**Task to carry out**.
Carry on the figure caption about separating disease genes by mode of inheritance, starting after its last sentence.

╭─ Text block

Separation of disease genes and clinical cases by mode of inheritance. [a] The percentage of genes associated with exclusively autosomal dominant (AD, N=867) disorders versus autosomal recessive (AR, N=1,482) disorders as annotated by the Clinical Genomics Database (CGD) in each s_het bin. Logarithmic bins are ordered from greatest to smallest s_het values. [b] Overall, AD genes have significantly higher s_het values than AR genes [Mann-Whitney U p-value 3.14×10⁻⁶⁴]. [c] Similarly, in solved Mendelian clinical exome sequencing cases (Baylor), s_het values can help discriminate between AR and AD disease genes, as annotated by clinical geneticists. [d] A s_het value of 0.04 can be used as a simple classification threshold for AD genes with a PPV of 96%. [e] This finding is replicated in a separately ascertained sample from UCLA. Box plots range from 25^th–75^th percentile values and whiskers include 1.5 times the interquartile range.

╰─
╭─ Available data

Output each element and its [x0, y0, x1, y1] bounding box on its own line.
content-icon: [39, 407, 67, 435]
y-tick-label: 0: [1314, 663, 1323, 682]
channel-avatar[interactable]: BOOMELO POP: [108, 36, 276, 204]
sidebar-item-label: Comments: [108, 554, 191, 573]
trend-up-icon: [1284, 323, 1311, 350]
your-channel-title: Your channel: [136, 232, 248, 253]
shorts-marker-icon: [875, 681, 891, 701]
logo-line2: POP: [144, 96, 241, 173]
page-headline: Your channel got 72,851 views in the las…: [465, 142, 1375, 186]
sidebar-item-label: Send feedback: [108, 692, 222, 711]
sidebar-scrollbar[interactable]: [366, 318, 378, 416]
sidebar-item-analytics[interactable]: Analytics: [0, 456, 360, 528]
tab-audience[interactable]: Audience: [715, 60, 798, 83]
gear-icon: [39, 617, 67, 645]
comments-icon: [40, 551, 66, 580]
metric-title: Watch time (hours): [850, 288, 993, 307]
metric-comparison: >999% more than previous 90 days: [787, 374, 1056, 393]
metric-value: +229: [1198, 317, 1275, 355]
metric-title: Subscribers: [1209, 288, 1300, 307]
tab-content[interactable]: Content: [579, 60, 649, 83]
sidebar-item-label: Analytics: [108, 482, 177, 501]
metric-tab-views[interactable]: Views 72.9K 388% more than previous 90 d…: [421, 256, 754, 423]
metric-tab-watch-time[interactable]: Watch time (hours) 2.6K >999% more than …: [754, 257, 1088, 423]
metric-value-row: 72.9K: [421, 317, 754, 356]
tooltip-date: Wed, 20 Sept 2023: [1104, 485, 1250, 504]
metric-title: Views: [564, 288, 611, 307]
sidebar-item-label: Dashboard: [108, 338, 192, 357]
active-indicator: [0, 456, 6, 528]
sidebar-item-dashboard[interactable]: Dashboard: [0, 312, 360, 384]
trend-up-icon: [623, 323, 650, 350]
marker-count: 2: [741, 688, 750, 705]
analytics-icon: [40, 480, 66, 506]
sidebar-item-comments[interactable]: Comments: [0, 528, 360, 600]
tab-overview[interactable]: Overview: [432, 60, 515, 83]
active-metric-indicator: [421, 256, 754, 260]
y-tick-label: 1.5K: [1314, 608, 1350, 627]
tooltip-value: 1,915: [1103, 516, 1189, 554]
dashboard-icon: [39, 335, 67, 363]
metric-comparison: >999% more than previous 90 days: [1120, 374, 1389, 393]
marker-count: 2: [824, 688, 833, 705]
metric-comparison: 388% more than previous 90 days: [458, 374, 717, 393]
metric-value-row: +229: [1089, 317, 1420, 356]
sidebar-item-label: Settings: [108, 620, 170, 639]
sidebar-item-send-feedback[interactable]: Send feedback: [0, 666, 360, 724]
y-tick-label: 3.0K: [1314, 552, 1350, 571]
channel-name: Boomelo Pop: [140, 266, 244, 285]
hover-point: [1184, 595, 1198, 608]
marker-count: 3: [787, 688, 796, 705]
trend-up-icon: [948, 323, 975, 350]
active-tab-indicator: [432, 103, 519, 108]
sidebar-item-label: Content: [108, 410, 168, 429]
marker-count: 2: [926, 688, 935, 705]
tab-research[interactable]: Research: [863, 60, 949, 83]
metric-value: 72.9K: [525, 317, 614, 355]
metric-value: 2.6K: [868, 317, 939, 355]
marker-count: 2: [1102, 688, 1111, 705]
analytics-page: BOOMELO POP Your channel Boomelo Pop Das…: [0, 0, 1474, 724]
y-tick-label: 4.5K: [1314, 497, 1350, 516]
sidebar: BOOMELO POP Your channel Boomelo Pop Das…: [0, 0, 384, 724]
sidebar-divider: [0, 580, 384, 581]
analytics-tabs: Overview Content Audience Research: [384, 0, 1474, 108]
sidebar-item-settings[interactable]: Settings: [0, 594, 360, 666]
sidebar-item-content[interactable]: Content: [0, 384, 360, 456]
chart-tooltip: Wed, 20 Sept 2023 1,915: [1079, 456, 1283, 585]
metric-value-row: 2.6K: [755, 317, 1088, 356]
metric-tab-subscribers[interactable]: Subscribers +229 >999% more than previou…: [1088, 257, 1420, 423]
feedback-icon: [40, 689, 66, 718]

╰─

**Response area**.
Figure 3

Enrichments of s_het in known haploinsufficient disease genes of high confidence (ClinGen Dosage Sensitivity Project). In (N=127) autosomal genes, we annotate the s_het scores of genes associated with each disease category and classification. Higher s_het values are associated with [a] earlier age of onset (Mann-Whitney U p=1.46 ×10⁻²), [b] a larger fraction of de novo variants (p=8×10⁻⁵), [c] high or unspecified penetrance (p=1.79 ×10⁻²) and [d] increased phenotypic severity (p=4.87×10⁻³). Box plots range from 25^th–75^th percentile values and whiskers include 1.5 times the interquartile range. [e] Genes with the 10% highest s_het values are also similarly enriched with more severe clinical annotations.

Figure 4

Distribution of s_het values for phenotypes in known disease genes and clinical cases. We plot the distribution of selective effects for different disorder groups, providing information about the breadth and severity of selection associated with each group. [a] We include known Mendelian disease genes (Clinical Genomic Database) annotated as either Autosomal Recessive or Autosomal Dominant and [b] clinical exome sequencing cases. We contrast these with [c] all tolerated knockouts in a consanguineous cohort (PROMIS) and [d] the distribution of selective effects in all scored genes. Logarithmic bins are ordered from greatest to smallest s_het values.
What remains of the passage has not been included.